> **Source records**:
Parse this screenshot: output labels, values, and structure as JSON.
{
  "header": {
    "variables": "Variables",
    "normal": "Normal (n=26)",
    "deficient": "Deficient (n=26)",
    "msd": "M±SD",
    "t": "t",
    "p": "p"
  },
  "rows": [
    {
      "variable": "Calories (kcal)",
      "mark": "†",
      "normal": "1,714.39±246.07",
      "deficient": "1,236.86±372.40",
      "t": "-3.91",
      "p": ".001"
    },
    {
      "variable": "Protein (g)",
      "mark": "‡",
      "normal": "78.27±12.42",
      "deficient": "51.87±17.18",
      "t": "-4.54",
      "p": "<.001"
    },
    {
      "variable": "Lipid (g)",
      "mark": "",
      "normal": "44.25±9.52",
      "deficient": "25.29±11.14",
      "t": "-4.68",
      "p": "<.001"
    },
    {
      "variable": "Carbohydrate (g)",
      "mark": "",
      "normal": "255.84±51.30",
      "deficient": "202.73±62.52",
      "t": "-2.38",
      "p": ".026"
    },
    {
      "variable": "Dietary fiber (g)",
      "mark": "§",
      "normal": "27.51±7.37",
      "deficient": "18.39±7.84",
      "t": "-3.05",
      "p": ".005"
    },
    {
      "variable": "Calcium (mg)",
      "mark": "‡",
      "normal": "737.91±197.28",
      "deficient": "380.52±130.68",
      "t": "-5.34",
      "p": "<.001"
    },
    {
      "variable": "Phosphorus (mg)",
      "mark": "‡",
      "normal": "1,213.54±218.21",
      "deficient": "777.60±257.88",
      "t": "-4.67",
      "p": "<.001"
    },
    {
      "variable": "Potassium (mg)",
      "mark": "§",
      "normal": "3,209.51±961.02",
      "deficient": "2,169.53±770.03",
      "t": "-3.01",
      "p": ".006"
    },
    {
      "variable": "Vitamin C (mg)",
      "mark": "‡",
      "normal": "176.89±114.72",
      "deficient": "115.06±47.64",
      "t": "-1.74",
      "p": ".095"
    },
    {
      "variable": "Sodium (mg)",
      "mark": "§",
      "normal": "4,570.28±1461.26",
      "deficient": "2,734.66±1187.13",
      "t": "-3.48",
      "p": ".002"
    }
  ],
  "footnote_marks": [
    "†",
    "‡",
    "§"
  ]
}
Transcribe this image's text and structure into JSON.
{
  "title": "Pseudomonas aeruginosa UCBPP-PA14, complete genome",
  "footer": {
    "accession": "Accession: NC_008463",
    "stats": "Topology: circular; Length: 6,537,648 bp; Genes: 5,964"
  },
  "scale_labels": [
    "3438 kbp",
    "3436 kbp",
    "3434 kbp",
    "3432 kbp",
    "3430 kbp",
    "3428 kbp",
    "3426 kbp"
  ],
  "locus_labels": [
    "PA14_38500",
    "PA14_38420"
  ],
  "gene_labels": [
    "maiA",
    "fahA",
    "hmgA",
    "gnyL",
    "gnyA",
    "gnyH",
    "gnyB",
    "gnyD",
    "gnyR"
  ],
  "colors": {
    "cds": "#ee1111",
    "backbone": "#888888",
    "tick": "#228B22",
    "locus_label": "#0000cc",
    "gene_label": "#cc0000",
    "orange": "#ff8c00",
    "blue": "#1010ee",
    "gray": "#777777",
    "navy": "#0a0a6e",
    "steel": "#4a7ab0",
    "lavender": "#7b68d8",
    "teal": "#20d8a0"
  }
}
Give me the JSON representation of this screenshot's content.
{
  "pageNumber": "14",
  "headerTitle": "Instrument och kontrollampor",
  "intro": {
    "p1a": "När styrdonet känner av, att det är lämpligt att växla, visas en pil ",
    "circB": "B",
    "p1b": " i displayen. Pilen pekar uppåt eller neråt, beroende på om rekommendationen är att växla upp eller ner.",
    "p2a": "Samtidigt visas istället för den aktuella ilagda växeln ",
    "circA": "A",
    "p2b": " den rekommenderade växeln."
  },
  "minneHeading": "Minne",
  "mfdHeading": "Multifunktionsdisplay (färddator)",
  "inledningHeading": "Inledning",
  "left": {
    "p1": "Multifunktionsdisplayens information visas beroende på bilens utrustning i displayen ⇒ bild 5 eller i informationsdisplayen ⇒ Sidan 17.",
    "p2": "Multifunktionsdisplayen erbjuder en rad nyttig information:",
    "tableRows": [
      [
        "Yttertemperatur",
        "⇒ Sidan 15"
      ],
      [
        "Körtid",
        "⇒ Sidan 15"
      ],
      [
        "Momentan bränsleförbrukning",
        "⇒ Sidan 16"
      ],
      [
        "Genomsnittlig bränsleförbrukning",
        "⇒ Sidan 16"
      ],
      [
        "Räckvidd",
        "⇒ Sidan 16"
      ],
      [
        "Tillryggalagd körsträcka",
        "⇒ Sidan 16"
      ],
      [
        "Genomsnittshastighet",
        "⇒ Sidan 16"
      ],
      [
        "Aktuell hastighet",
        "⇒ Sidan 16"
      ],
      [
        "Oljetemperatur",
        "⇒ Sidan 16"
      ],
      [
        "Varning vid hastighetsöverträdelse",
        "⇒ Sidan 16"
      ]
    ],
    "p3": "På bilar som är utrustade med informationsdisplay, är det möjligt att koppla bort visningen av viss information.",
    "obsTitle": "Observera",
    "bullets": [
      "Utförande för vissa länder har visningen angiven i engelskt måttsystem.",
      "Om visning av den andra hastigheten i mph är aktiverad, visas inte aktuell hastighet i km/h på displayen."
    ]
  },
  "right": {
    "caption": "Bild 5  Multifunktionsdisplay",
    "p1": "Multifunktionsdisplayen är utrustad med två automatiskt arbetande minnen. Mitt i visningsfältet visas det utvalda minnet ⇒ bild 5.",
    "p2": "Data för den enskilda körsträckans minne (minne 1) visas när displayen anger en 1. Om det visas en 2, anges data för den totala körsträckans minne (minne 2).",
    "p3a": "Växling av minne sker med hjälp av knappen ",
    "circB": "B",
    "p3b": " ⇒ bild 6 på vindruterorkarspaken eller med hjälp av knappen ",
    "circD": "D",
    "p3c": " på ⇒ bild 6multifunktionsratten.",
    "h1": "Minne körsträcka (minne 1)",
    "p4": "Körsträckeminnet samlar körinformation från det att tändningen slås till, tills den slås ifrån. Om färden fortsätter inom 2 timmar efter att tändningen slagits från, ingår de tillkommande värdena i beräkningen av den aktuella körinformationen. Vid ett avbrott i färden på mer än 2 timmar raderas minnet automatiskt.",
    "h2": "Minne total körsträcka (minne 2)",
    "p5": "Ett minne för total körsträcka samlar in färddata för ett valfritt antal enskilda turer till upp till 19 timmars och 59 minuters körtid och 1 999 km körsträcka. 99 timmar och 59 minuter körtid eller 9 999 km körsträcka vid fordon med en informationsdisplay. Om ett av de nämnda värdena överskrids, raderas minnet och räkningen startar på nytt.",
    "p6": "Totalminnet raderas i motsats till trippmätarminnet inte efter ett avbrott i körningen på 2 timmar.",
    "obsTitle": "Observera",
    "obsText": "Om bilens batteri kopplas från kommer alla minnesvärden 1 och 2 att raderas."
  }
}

> **What is needed**:
Looking at the material above, count the lines that hold "JSON" and give the total alone.

> **Exercise response**:
3